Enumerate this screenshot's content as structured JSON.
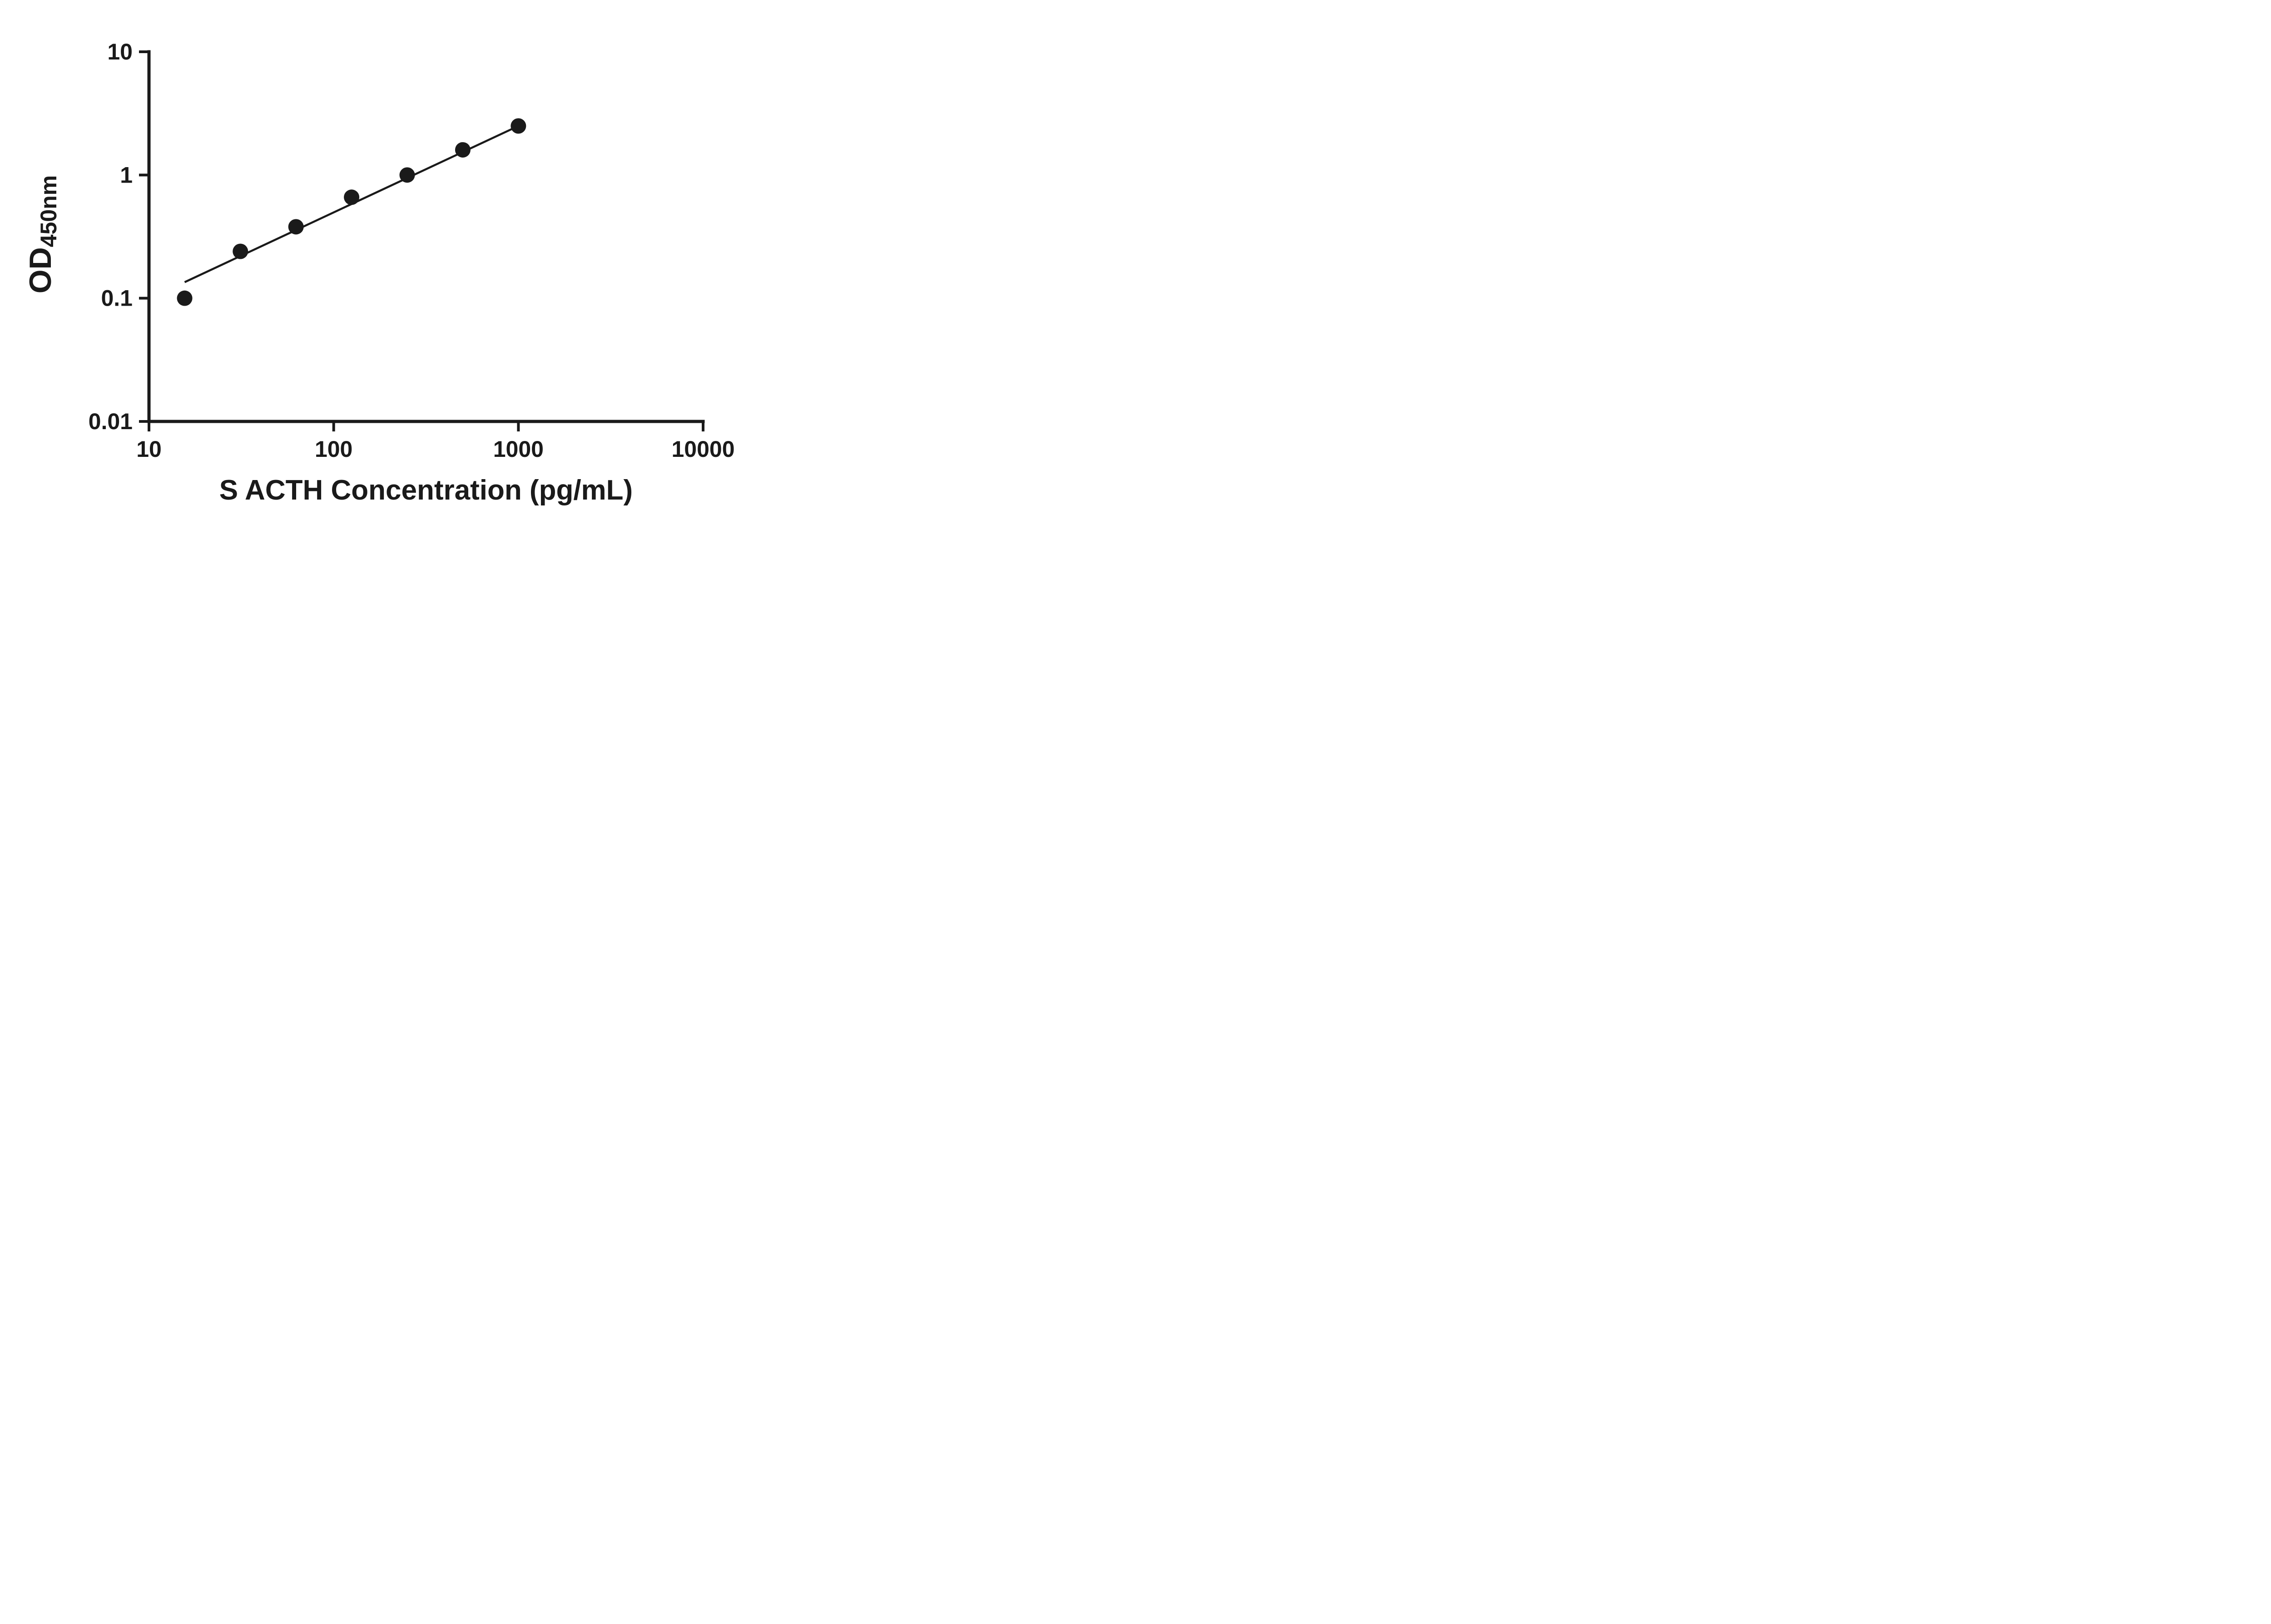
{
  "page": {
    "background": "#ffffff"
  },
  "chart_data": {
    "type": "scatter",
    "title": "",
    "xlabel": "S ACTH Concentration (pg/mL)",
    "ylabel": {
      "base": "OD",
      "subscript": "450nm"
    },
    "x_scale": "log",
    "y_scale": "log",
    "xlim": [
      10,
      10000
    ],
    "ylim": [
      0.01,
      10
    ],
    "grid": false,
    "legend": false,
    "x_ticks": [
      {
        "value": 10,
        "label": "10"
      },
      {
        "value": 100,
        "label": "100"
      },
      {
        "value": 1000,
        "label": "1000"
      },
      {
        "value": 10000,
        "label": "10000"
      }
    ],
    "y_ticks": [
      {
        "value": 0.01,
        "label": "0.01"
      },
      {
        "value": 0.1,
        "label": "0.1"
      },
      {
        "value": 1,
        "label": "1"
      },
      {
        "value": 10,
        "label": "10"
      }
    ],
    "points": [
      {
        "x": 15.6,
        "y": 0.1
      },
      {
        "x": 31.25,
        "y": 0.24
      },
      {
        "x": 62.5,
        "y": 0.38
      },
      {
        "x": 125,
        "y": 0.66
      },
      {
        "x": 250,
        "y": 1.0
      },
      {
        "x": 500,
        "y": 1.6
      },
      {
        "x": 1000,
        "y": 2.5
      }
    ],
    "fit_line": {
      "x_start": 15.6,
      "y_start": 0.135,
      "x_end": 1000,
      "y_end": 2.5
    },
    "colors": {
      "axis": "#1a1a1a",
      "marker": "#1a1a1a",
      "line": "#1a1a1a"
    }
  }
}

Your objective »
Copy all the lines above that hold the string "value".

Complete response »
        "value": 10,
        "value": 100,
        "value": 1000,
        "value": 10000,
        "value": 0.01,
        "value": 0.1,
        "value": 1,
        "value": 10,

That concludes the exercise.